### Extracted records

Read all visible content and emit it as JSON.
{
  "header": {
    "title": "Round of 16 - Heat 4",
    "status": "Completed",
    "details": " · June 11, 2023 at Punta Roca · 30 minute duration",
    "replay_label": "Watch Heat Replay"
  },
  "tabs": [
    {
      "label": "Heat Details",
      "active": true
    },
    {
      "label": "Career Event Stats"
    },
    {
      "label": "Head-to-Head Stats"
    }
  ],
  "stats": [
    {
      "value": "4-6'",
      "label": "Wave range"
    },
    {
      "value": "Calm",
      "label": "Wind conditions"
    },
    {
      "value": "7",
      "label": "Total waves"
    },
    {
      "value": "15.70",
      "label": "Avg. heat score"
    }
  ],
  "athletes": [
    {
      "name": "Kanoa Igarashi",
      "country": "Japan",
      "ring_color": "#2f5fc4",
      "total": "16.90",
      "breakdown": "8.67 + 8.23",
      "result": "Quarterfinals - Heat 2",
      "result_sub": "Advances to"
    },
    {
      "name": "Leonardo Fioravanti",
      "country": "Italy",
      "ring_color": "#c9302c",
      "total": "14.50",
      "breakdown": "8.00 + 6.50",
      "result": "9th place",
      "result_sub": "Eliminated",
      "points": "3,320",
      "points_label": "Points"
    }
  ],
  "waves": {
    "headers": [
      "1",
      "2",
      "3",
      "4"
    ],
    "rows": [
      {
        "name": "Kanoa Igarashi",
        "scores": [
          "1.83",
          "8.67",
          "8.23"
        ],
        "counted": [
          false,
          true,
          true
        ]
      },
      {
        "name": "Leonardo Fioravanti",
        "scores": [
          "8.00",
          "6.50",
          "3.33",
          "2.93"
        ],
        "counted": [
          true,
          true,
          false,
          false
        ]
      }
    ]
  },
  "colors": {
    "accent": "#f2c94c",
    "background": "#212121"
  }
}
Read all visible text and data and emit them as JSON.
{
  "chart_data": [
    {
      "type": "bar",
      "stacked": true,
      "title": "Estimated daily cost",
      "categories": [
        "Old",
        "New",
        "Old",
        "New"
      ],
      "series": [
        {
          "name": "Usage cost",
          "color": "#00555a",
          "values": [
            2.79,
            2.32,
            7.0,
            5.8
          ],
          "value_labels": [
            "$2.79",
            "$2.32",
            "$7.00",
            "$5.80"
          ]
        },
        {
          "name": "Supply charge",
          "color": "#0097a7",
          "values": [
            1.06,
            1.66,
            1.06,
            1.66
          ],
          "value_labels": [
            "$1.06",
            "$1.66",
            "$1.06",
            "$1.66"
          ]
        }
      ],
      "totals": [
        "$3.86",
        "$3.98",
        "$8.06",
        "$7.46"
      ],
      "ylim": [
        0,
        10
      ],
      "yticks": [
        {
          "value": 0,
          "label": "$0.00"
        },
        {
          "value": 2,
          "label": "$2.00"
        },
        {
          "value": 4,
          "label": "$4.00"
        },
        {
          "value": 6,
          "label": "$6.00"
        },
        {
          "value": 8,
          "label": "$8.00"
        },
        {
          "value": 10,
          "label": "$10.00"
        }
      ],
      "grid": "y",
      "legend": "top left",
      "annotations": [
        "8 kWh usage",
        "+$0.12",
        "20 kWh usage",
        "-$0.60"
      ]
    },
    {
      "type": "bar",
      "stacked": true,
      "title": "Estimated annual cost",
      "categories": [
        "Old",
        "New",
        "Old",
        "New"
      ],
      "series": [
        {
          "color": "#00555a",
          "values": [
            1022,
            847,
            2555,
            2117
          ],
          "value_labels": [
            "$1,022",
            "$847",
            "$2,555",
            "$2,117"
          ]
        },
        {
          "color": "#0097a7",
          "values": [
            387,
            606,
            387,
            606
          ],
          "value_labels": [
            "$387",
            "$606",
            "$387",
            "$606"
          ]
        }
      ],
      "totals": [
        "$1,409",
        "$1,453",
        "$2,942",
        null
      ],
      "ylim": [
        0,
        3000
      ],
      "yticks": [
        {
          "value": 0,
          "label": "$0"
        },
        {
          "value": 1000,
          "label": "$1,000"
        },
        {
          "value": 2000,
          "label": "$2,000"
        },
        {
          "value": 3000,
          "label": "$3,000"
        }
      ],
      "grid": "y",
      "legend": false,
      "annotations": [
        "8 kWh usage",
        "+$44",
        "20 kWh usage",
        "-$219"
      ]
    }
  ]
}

### WHAT TO WORK ON
Repeat the material in full, exactly as it stands.

### FULL ANSWER
Read all visible content and emit it as JSON.
{
  "header": {
    "title": "Round of 16 - Heat 4",
    "status": "Completed",
    "details": " · June 11, 2023 at Punta Roca · 30 minute duration",
    "replay_label": "Watch Heat Replay"
  },
  "tabs": [
    {
      "label": "Heat Details",
      "active": true
    },
    {
      "label": "Career Event Stats"
    },
    {
      "label": "Head-to-Head Stats"
    }
  ],
  "stats": [
    {
      "value": "4-6'",
      "label": "Wave range"
    },
    {
      "value": "Calm",
      "label": "Wind conditions"
    },
    {
      "value": "7",
      "label": "Total waves"
    },
    {
      "value": "15.70",
      "label": "Avg. heat score"
    }
  ],
  "athletes": [
    {
      "name": "Kanoa Igarashi",
      "country": "Japan",
      "ring_color": "#2f5fc4",
      "total": "16.90",
      "breakdown": "8.67 + 8.23",
      "result": "Quarterfinals - Heat 2",
      "result_sub": "Advances to"
    },
    {
      "name": "Leonardo Fioravanti",
      "country": "Italy",
      "ring_color": "#c9302c",
      "total": "14.50",
      "breakdown": "8.00 + 6.50",
      "result": "9th place",
      "result_sub": "Eliminated",
      "points": "3,320",
      "points_label": "Points"
    }
  ],
  "waves": {
    "headers": [
      "1",
      "2",
      "3",
      "4"
    ],
    "rows": [
      {
        "name": "Kanoa Igarashi",
        "scores": [
          "1.83",
          "8.67",
          "8.23"
        ],
        "counted": [
          false,
          true,
          true
        ]
      },
      {
        "name": "Leonardo Fioravanti",
        "scores": [
          "8.00",
          "6.50",
          "3.33",
          "2.93"
        ],
        "counted": [
          true,
          true,
          false,
          false
        ]
      }
    ]
  },
  "colors": {
    "accent": "#f2c94c",
    "background": "#212121"
  }
}
Read all visible text and data and emit them as JSON.
{
  "chart_data": [
    {
      "type": "bar",
      "stacked": true,
      "title": "Estimated daily cost",
      "categories": [
        "Old",
        "New",
        "Old",
        "New"
      ],
      "series": [
        {
          "name": "Usage cost",
          "color": "#00555a",
          "values": [
            2.79,
            2.32,
            7.0,
            5.8
          ],
          "value_labels": [
            "$2.79",
            "$2.32",
            "$7.00",
            "$5.80"
          ]
        },
        {
          "name": "Supply charge",
          "color": "#0097a7",
          "values": [
            1.06,
            1.66,
            1.06,
            1.66
          ],
          "value_labels": [
            "$1.06",
            "$1.66",
            "$1.06",
            "$1.66"
          ]
        }
      ],
      "totals": [
        "$3.86",
        "$3.98",
        "$8.06",
        "$7.46"
      ],
      "ylim": [
        0,
        10
      ],
      "yticks": [
        {
          "value": 0,
          "label": "$0.00"
        },
        {
          "value": 2,
          "label": "$2.00"
        },
        {
          "value": 4,
          "label": "$4.00"
        },
        {
          "value": 6,
          "label": "$6.00"
        },
        {
          "value": 8,
          "label": "$8.00"
        },
        {
          "value": 10,
          "label": "$10.00"
        }
      ],
      "grid": "y",
      "legend": "top left",
      "annotations": [
        "8 kWh usage",
        "+$0.12",
        "20 kWh usage",
        "-$0.60"
      ]
    },
    {
      "type": "bar",
      "stacked": true,
      "title": "Estimated annual cost",
      "categories": [
        "Old",
        "New",
        "Old",
        "New"
      ],
      "series": [
        {
          "color": "#00555a",
          "values": [
            1022,
            847,
            2555,
            2117
          ],
          "value_labels": [
            "$1,022",
            "$847",
            "$2,555",
            "$2,117"
          ]
        },
        {
          "color": "#0097a7",
          "values": [
            387,
            606,
            387,
            606
          ],
          "value_labels": [
            "$387",
            "$606",
            "$387",
            "$606"
          ]
        }
      ],
      "totals": [
        "$1,409",
        "$1,453",
        "$2,942",
        null
      ],
      "ylim": [
        0,
        3000
      ],
      "yticks": [
        {
          "value": 0,
          "label": "$0"
        },
        {
          "value": 1000,
          "label": "$1,000"
        },
        {
          "value": 2000,
          "label": "$2,000"
        },
        {
          "value": 3000,
          "label": "$3,000"
        }
      ],
      "grid": "y",
      "legend": false,
      "annotations": [
        "8 kWh usage",
        "+$44",
        "20 kWh usage",
        "-$219"
      ]
    }
  ]
}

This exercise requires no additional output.